• WHAT THE TASK REQUIRES
Check each line of the records below and collect those that include the word "Solar".

• RECORDS SUPPLIED
———

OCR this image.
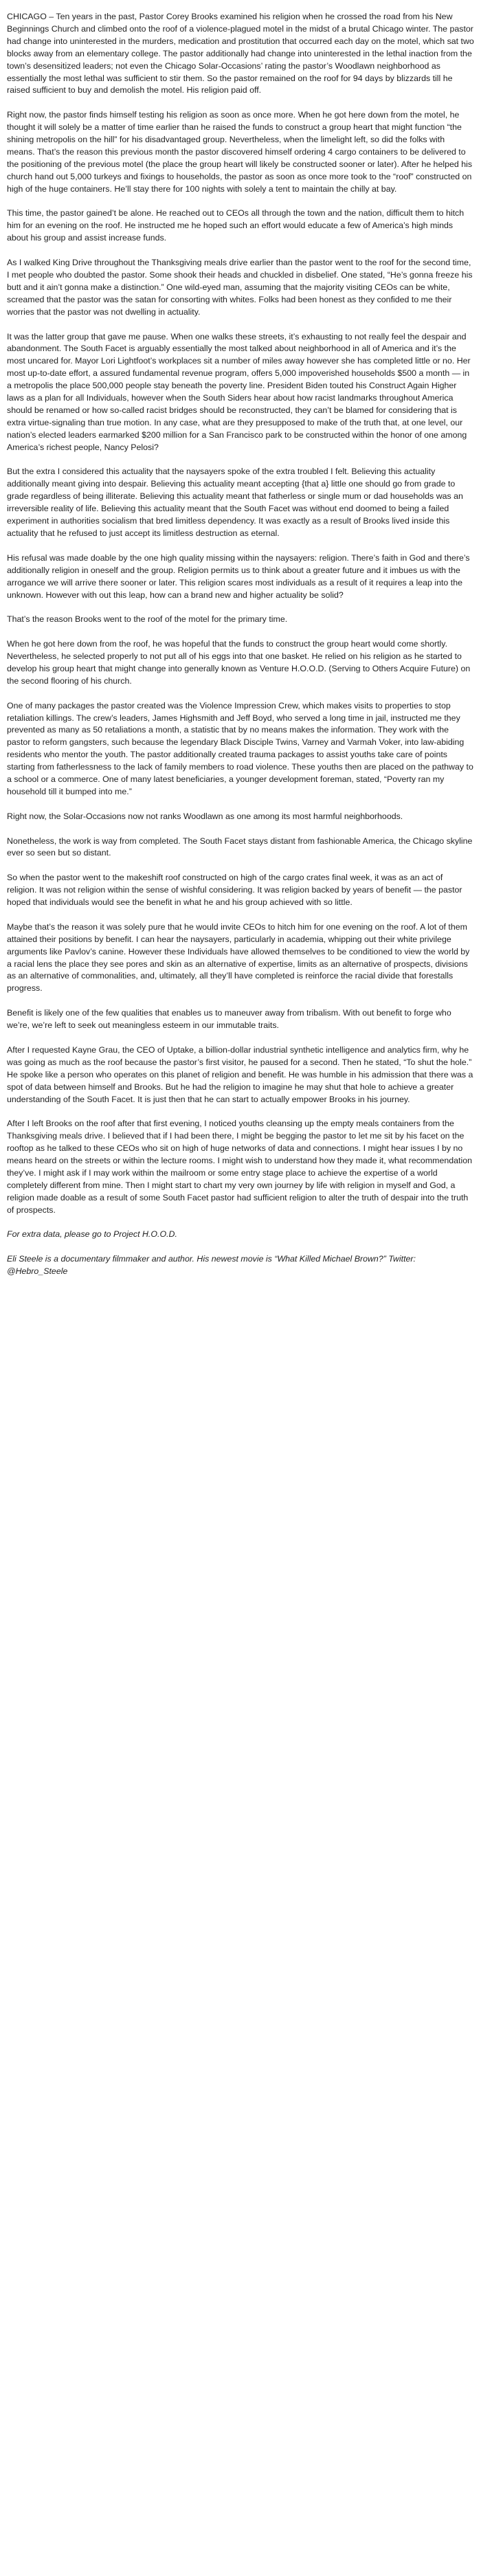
CHICAGO – Ten years in the past, Pastor Corey Brooks examined his religion when he crossed the road from his New Beginnings Church and climbed onto the roof of a violence-plagued motel in the midst of a brutal Chicago winter. The pastor had change into uninterested in the murders, medication and prostitution that occurred each day on the motel, which sat two blocks away from an elementary college. The pastor additionally had change into uninterested in the lethal inaction from the town’s desensitized leaders; not even the Chicago Solar-Occasions’ rating the pastor’s Woodlawn neighborhood as essentially the most lethal was sufficient to stir them. So the pastor remained on the roof for 94 days by blizzards till he raised sufficient to buy and demolish the motel. His religion paid off.

Right now, the pastor finds himself testing his religion as soon as once more. When he got here down from the motel, he thought it will solely be a matter of time earlier than he raised the funds to construct a group heart that might function “the shining metropolis on the hill” for his disadvantaged group. Nevertheless, when the limelight left, so did the folks with means. That’s the reason this previous month the pastor discovered himself ordering 4 cargo containers to be delivered to the positioning of the previous motel (the place the group heart will likely be constructed sooner or later). After he helped his church hand out 5,000 turkeys and fixings to households, the pastor as soon as once more took to the “roof” constructed on high of the huge containers. He’ll stay there for 100 nights with solely a tent to maintain the chilly at bay.

This time, the pastor gained’t be alone. He reached out to CEOs all through the town and the nation, difficult them to hitch him for an evening on the roof. He instructed me he hoped such an effort would educate a few of America’s high minds about his group and assist increase funds.

As I walked King Drive throughout the Thanksgiving meals drive earlier than the pastor went to the roof for the second time, I met people who doubted the pastor. Some shook their heads and chuckled in disbelief. One stated, “He’s gonna freeze his butt and it ain’t gonna make a distinction.” One wild-eyed man, assuming that the majority visiting CEOs can be white, screamed that the pastor was the satan for consorting with whites. Folks had been honest as they confided to me their worries that the pastor was not dwelling in actuality.

It was the latter group that gave me pause. When one walks these streets, it’s exhausting to not really feel the despair and abandonment. The South Facet is arguably essentially the most talked about neighborhood in all of America and it’s the most uncared for. Mayor Lori Lightfoot’s workplaces sit a number of miles away however she has completed little or no. Her most up-to-date effort, a assured fundamental revenue program, offers 5,000 impoverished households $500 a month — in a metropolis the place 500,000 people stay beneath the poverty line. President Biden touted his Construct Again Higher laws as a plan for all Individuals, however when the South Siders hear about how racist landmarks throughout America should be renamed or how so-called racist bridges should be reconstructed, they can’t be blamed for considering that is extra virtue-signaling than true motion. In any case, what are they presupposed to make of the truth that, at one level, our nation’s elected leaders earmarked $200 million for a San Francisco park to be constructed within the honor of one among America’s richest people, Nancy Pelosi?

But the extra I considered this actuality that the naysayers spoke of the extra troubled I felt. Believing this actuality additionally meant giving into despair. Believing this actuality meant accepting {that a} little one should go from grade to grade regardless of being illiterate. Believing this actuality meant that fatherless or single mum or dad households was an irreversible reality of life. Believing this actuality meant that the South Facet was without end doomed to being a failed experiment in authorities socialism that bred limitless dependency. It was exactly as a result of Brooks lived inside this actuality that he refused to just accept its limitless destruction as eternal.

His refusal was made doable by the one high quality missing within the naysayers: religion. There’s faith in God and there’s additionally religion in oneself and the group. Religion permits us to think about a greater future and it imbues us with the arrogance we will arrive there sooner or later. This religion scares most individuals as a result of it requires a leap into the unknown. However with out this leap, how can a brand new and higher actuality be solid?

That’s the reason Brooks went to the roof of the motel for the primary time.

When he got here down from the roof, he was hopeful that the funds to construct the group heart would come shortly. Nevertheless, he selected properly to not put all of his eggs into that one basket. He relied on his religion as he started to develop his group heart that might change into generally known as Venture H.O.O.D. (Serving to Others Acquire Future) on the second flooring of his church.

One of many packages the pastor created was the Violence Impression Crew, which makes visits to properties to stop retaliation killings. The crew’s leaders, James Highsmith and Jeff Boyd, who served a long time in jail, instructed me they prevented as many as 50 retaliations a month, a statistic that by no means makes the information. They work with the pastor to reform gangsters, such because the legendary Black Disciple Twins, Varney and Varmah Voker, into law-abiding residents who mentor the youth. The pastor additionally created trauma packages to assist youths take care of points starting from fatherlessness to the lack of family members to road violence. These youths then are placed on the pathway to a school or a commerce. One of many latest beneficiaries, a younger development foreman, stated, “Poverty ran my household till it bumped into me.”

Right now, the Solar-Occasions now not ranks Woodlawn as one among its most harmful neighborhoods.

Nonetheless, the work is way from completed. The South Facet stays distant from fashionable America, the Chicago skyline ever so seen but so distant.

So when the pastor went to the makeshift roof constructed on high of the cargo crates final week, it was as an act of religion. It was not religion within the sense of wishful considering. It was religion backed by years of benefit — the pastor hoped that individuals would see the benefit in what he and his group achieved with so little.

Maybe that’s the reason it was solely pure that he would invite CEOs to hitch him for one evening on the roof. A lot of them attained their positions by benefit. I can hear the naysayers, particularly in academia, whipping out their white privilege arguments like Pavlov’s canine. However these Individuals have allowed themselves to be conditioned to view the world by a racial lens the place they see pores and skin as an alternative of expertise, limits as an alternative of prospects, divisions as an alternative of commonalities, and, ultimately, all they’ll have completed is reinforce the racial divide that forestalls progress.

Benefit is likely one of the few qualities that enables us to maneuver away from tribalism. With out benefit to forge who we’re, we’re left to seek out meaningless esteem in our immutable traits.

After I requested Kayne Grau, the CEO of Uptake, a billion-dollar industrial synthetic intelligence and analytics firm, why he was going as much as the roof because the pastor’s first visitor, he paused for a second. Then he stated, “To shut the hole.” He spoke like a person who operates on this planet of religion and benefit. He was humble in his admission that there was a spot of data between himself and Brooks. But he had the religion to imagine he may shut that hole to achieve a greater understanding of the South Facet. It is just then that he can start to actually empower Brooks in his journey.

After I left Brooks on the roof after that first evening, I noticed youths cleansing up the empty meals containers from the Thanksgiving meals drive. I believed that if I had been there, I might be begging the pastor to let me sit by his facet on the rooftop as he talked to these CEOs who sit on high of huge networks of data and connections. I might hear issues I by no means heard on the streets or within the lecture rooms. I might wish to understand how they made it, what recommendation they’ve. I might ask if I may work within the mailroom or some entry stage place to achieve the expertise of a world completely different from mine. Then I might start to chart my very own journey by life with religion in myself and God, a religion made doable as a result of some South Facet pastor had sufficient religion to alter the truth of despair into the truth of prospects.

For extra data, please go to Project H.O.O.D.

Eli Steele is a documentary filmmaker and author. His newest movie is “What Killed Michael Brown?” Twitter: @Hebro_Steele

———

• OUTPUT FOR THIS TASK
CHICAGO – Ten years in the past, Pastor Corey Brooks examined his religion when he crossed the road from his New Beginnings Church and climbed onto the roof of a violence-plagued motel in the midst of a brutal Chicago winter. The pastor had change into uninterested in the murders, medication and prostitution that occurred each day on the motel, which sat two blocks away from an elementary college. The pastor additionally had change into uninterested in the lethal inaction from the town’s desensitized leaders; not even the Chicago Solar-Occasions’ rating the pastor’s Woodlawn neighborhood as essentially the most lethal was sufficient to stir them. So the pastor remained on the roof for 94 days by blizzards till he raised sufficient to buy and demolish the motel. His religion paid off.
Right now, the Solar-Occasions now not ranks Woodlawn as one among its most harmful neighborhoods.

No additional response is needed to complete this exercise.